# start of Provided records
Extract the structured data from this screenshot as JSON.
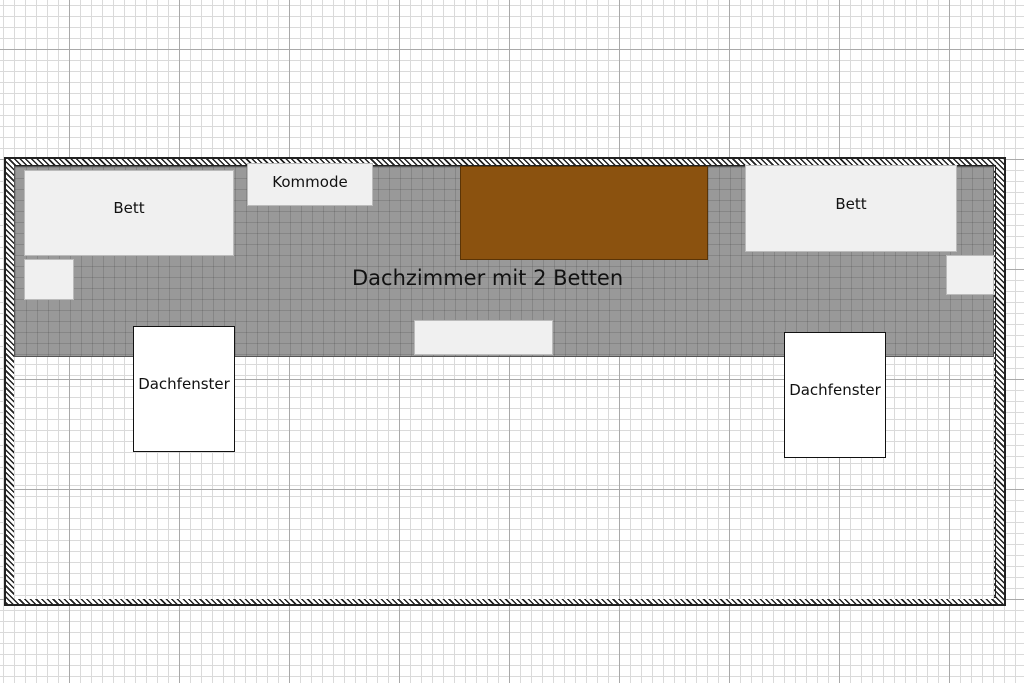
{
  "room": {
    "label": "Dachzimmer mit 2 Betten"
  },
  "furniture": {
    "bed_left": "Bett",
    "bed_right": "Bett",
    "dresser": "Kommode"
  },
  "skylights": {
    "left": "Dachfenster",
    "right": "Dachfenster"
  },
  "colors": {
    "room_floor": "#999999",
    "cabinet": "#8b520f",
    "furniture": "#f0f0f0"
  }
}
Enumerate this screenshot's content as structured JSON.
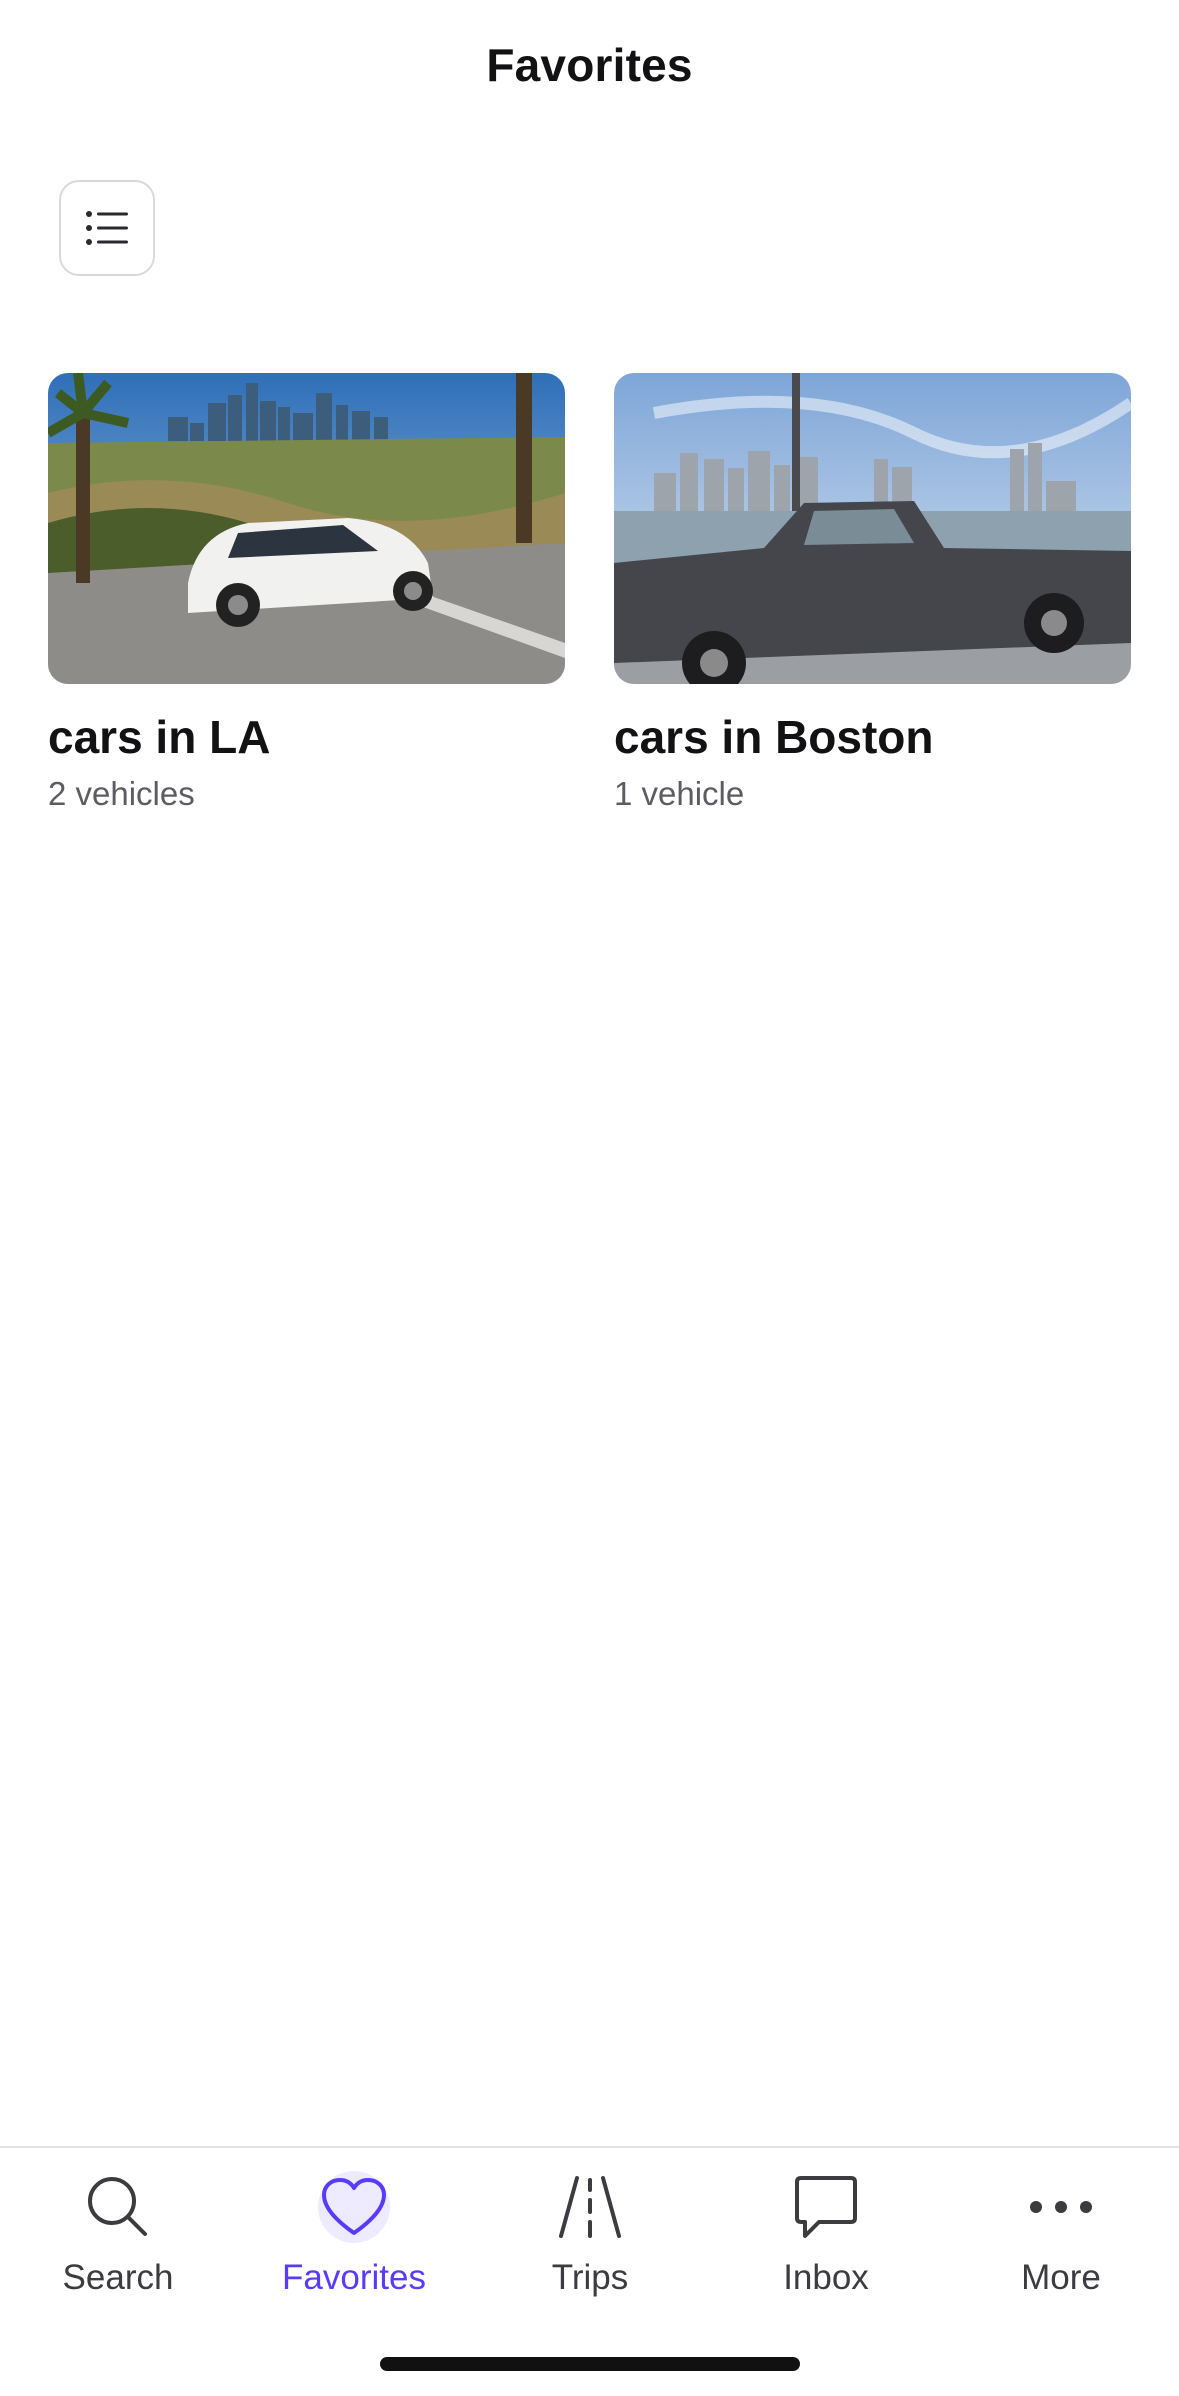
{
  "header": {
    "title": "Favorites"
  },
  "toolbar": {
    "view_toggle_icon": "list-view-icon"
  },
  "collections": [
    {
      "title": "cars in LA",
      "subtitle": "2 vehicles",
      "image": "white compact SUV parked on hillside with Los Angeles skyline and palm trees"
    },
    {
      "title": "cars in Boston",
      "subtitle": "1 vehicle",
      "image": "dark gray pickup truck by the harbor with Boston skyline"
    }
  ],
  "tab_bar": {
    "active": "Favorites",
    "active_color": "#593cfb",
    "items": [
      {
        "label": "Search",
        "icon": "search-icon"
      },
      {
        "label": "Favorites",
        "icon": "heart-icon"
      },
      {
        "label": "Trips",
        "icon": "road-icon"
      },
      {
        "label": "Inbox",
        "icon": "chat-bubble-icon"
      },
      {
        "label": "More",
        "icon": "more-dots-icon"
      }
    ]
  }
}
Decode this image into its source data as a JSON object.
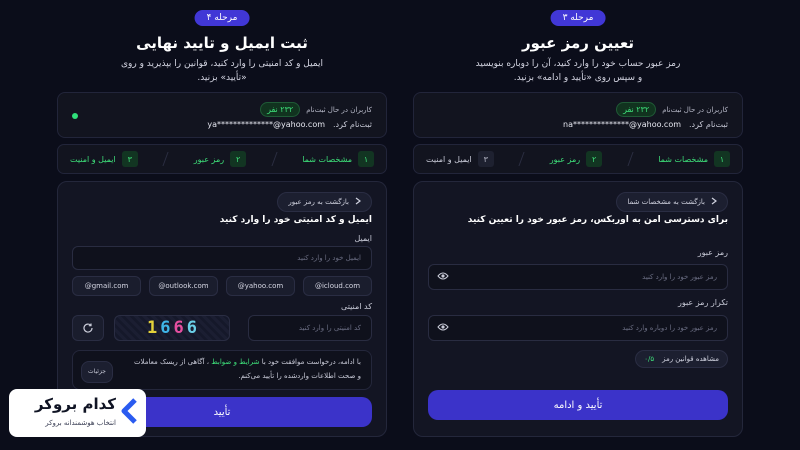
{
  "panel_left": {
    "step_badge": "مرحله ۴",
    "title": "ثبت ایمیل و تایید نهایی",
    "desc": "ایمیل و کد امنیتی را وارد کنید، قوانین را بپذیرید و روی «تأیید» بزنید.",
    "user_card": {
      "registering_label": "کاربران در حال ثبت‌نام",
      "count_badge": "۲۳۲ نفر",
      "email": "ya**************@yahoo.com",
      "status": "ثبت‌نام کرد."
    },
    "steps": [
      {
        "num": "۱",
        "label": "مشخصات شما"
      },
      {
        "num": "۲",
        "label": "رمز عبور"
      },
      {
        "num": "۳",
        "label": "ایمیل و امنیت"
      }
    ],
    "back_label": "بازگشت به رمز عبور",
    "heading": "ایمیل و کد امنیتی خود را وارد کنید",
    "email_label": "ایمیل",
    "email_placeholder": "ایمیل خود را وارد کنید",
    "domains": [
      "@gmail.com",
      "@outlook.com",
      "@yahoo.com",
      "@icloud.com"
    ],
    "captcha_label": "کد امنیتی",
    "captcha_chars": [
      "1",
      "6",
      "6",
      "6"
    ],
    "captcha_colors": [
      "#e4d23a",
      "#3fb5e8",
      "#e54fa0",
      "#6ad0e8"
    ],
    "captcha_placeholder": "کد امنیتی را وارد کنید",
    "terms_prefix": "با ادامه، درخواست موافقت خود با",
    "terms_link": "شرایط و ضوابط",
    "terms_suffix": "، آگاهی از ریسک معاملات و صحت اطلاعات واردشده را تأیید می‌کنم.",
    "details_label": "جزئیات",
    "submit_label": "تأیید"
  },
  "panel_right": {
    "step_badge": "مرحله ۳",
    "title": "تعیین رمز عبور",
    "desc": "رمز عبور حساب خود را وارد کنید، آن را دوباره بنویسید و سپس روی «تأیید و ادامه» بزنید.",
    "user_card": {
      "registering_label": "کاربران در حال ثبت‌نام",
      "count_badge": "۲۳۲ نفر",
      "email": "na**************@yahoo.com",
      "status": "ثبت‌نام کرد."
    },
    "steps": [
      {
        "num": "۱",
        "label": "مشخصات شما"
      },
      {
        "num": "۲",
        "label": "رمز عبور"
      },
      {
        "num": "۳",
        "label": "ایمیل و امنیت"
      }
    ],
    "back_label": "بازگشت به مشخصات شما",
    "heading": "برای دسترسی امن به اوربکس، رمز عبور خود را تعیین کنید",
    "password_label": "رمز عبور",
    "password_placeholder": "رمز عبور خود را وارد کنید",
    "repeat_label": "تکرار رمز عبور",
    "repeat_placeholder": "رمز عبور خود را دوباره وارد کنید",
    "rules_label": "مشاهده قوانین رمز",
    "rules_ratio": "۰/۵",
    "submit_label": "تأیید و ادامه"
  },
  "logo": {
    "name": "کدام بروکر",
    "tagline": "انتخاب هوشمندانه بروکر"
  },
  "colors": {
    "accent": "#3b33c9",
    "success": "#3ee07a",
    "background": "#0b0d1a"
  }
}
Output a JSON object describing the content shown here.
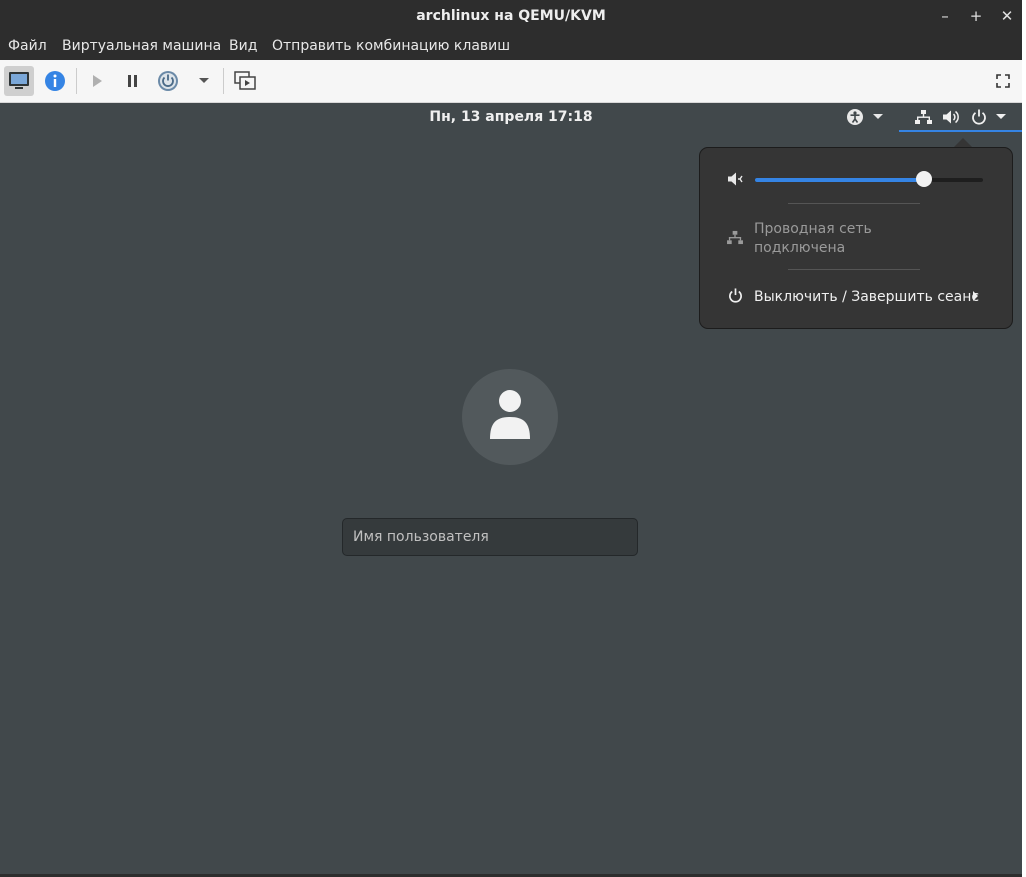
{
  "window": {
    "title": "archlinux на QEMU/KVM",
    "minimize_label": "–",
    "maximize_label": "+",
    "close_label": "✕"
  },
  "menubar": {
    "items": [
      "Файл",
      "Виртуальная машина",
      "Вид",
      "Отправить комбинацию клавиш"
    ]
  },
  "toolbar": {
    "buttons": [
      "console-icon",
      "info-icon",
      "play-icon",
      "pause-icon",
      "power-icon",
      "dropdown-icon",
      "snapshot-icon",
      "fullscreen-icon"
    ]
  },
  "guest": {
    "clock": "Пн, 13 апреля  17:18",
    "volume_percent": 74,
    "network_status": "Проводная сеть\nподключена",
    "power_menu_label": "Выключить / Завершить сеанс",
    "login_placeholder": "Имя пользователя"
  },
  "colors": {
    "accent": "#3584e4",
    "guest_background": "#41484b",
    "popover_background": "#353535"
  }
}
# end of Provided records
* _What is asked_: Transcribe the listing in full and omit the pictures.

* _Response_:
Extract the structured data from this screenshot as JSON.
{
  "room": {
    "label": "Dachzimmer mit 2 Betten"
  },
  "furniture": {
    "bed_left": "Bett",
    "bed_right": "Bett",
    "dresser": "Kommode"
  },
  "skylights": {
    "left": "Dachfenster",
    "right": "Dachfenster"
  },
  "colors": {
    "room_floor": "#999999",
    "cabinet": "#8b520f",
    "furniture": "#f0f0f0"
  }
}
Enumerate this screenshot's content as structured JSON.
{
  "header": {
    "title": "Favorites"
  },
  "toolbar": {
    "view_toggle_icon": "list-view-icon"
  },
  "collections": [
    {
      "title": "cars in LA",
      "subtitle": "2 vehicles",
      "image": "white compact SUV parked on hillside with Los Angeles skyline and palm trees"
    },
    {
      "title": "cars in Boston",
      "subtitle": "1 vehicle",
      "image": "dark gray pickup truck by the harbor with Boston skyline"
    }
  ],
  "tab_bar": {
    "active": "Favorites",
    "active_color": "#593cfb",
    "items": [
      {
        "label": "Search",
        "icon": "search-icon"
      },
      {
        "label": "Favorites",
        "icon": "heart-icon"
      },
      {
        "label": "Trips",
        "icon": "road-icon"
      },
      {
        "label": "Inbox",
        "icon": "chat-bubble-icon"
      },
      {
        "label": "More",
        "icon": "more-dots-icon"
      }
    ]
  }
}
Decode this image into its source data as a JSON object.
{
  "panel_left": {
    "step_badge": "مرحله ۴",
    "title": "ثبت ایمیل و تایید نهایی",
    "desc": "ایمیل و کد امنیتی را وارد کنید، قوانین را بپذیرید و روی «تأیید» بزنید.",
    "user_card": {
      "registering_label": "کاربران در حال ثبت‌نام",
      "count_badge": "۲۳۲ نفر",
      "email": "ya**************@yahoo.com",
      "status": "ثبت‌نام کرد."
    },
    "steps": [
      {
        "num": "۱",
        "label": "مشخصات شما"
      },
      {
        "num": "۲",
        "label": "رمز عبور"
      },
      {
        "num": "۳",
        "label": "ایمیل و امنیت"
      }
    ],
    "back_label": "بازگشت به رمز عبور",
    "heading": "ایمیل و کد امنیتی خود را وارد کنید",
    "email_label": "ایمیل",
    "email_placeholder": "ایمیل خود را وارد کنید",
    "domains": [
      "@gmail.com",
      "@outlook.com",
      "@yahoo.com",
      "@icloud.com"
    ],
    "captcha_label": "کد امنیتی",
    "captcha_chars": [
      "1",
      "6",
      "6",
      "6"
    ],
    "captcha_colors": [
      "#e4d23a",
      "#3fb5e8",
      "#e54fa0",
      "#6ad0e8"
    ],
    "captcha_placeholder": "کد امنیتی را وارد کنید",
    "terms_prefix": "با ادامه، درخواست موافقت خود با",
    "terms_link": "شرایط و ضوابط",
    "terms_suffix": "، آگاهی از ریسک معاملات و صحت اطلاعات واردشده را تأیید می‌کنم.",
    "details_label": "جزئیات",
    "submit_label": "تأیید"
  },
  "panel_right": {
    "step_badge": "مرحله ۳",
    "title": "تعیین رمز عبور",
    "desc": "رمز عبور حساب خود را وارد کنید، آن را دوباره بنویسید و سپس روی «تأیید و ادامه» بزنید.",
    "user_card": {
      "registering_label": "کاربران در حال ثبت‌نام",
      "count_badge": "۲۳۲ نفر",
      "email": "na**************@yahoo.com",
      "status": "ثبت‌نام کرد."
    },
    "steps": [
      {
        "num": "۱",
        "label": "مشخصات شما"
      },
      {
        "num": "۲",
        "label": "رمز عبور"
      },
      {
        "num": "۳",
        "label": "ایمیل و امنیت"
      }
    ],
    "back_label": "بازگشت به مشخصات شما",
    "heading": "برای دسترسی امن به اوربکس، رمز عبور خود را تعیین کنید",
    "password_label": "رمز عبور",
    "password_placeholder": "رمز عبور خود را وارد کنید",
    "repeat_label": "تکرار رمز عبور",
    "repeat_placeholder": "رمز عبور خود را دوباره وارد کنید",
    "rules_label": "مشاهده قوانین رمز",
    "rules_ratio": "۰/۵",
    "submit_label": "تأیید و ادامه"
  },
  "logo": {
    "name": "کدام بروکر",
    "tagline": "انتخاب هوشمندانه بروکر"
  },
  "colors": {
    "accent": "#3b33c9",
    "success": "#3ee07a",
    "background": "#0b0d1a"
  }
}
Output a JSON object describing the content shown here.
{
  "window": {
    "title": "archlinux на QEMU/KVM",
    "minimize_label": "–",
    "maximize_label": "+",
    "close_label": "✕"
  },
  "menubar": {
    "items": [
      "Файл",
      "Виртуальная машина",
      "Вид",
      "Отправить комбинацию клавиш"
    ]
  },
  "toolbar": {
    "buttons": [
      "console-icon",
      "info-icon",
      "play-icon",
      "pause-icon",
      "power-icon",
      "dropdown-icon",
      "snapshot-icon",
      "fullscreen-icon"
    ]
  },
  "guest": {
    "clock": "Пн, 13 апреля  17:18",
    "volume_percent": 74,
    "network_status": "Проводная сеть\nподключена",
    "power_menu_label": "Выключить / Завершить сеанс",
    "login_placeholder": "Имя пользователя"
  },
  "colors": {
    "accent": "#3584e4",
    "guest_background": "#41484b",
    "popover_background": "#353535"
  }
}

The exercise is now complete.